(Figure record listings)
● ● ● ● ● ● ●
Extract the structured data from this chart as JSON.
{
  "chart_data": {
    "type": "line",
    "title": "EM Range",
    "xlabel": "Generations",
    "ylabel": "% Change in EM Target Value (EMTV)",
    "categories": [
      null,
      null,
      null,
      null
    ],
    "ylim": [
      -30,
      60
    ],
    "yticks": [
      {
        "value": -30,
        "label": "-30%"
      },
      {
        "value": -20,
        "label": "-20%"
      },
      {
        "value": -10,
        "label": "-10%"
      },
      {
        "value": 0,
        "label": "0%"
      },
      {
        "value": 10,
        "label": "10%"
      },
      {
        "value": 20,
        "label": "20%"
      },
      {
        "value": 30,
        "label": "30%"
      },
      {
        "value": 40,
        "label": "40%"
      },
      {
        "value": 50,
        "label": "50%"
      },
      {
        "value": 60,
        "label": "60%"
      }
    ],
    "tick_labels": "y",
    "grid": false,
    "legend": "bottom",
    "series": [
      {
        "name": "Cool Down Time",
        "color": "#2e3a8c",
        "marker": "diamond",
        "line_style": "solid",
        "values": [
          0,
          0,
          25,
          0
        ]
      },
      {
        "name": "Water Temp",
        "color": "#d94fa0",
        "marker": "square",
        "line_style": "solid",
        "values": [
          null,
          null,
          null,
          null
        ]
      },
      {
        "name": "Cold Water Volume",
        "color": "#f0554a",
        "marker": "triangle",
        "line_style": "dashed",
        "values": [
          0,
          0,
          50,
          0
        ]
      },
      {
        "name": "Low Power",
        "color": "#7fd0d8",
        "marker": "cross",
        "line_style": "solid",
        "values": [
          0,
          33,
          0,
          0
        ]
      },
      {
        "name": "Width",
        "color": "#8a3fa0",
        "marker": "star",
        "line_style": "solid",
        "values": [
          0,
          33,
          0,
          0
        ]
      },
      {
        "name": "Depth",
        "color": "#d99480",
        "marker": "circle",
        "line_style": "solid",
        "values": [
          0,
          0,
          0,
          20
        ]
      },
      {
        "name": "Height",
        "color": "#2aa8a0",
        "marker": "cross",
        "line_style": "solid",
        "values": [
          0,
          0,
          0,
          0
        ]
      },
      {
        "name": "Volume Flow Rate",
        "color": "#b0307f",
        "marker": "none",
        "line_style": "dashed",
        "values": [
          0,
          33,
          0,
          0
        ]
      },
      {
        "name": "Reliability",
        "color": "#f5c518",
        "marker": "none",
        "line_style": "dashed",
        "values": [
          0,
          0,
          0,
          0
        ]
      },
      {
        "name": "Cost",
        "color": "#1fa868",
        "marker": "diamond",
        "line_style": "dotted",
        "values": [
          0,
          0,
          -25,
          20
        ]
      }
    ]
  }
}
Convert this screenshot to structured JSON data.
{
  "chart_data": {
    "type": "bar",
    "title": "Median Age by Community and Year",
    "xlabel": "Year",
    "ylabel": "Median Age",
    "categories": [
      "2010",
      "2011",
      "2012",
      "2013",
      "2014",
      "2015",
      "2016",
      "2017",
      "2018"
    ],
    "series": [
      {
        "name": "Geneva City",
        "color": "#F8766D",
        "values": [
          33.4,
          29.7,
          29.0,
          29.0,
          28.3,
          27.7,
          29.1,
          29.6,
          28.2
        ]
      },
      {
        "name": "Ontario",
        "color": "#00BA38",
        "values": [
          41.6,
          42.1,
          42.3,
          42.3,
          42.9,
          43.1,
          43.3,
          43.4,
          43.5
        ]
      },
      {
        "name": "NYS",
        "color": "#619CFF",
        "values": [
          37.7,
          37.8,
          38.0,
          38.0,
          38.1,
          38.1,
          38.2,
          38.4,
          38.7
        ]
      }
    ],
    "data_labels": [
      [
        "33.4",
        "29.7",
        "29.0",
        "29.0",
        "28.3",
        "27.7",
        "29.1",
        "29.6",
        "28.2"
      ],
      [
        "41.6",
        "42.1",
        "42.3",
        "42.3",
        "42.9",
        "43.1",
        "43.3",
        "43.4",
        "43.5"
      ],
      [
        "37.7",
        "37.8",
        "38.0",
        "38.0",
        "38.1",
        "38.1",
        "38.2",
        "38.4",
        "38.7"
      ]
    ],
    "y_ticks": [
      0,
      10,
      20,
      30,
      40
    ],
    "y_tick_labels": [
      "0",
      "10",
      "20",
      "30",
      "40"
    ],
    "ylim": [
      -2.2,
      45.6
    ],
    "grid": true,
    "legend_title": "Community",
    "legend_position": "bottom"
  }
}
● ● ● ● ● ● ●
#### Task statement:
In the material above, show every line where the word "this" turns up.

#### Task output:
Extract the structured data from this chart as JSON.
Convert this screenshot to structured JSON data.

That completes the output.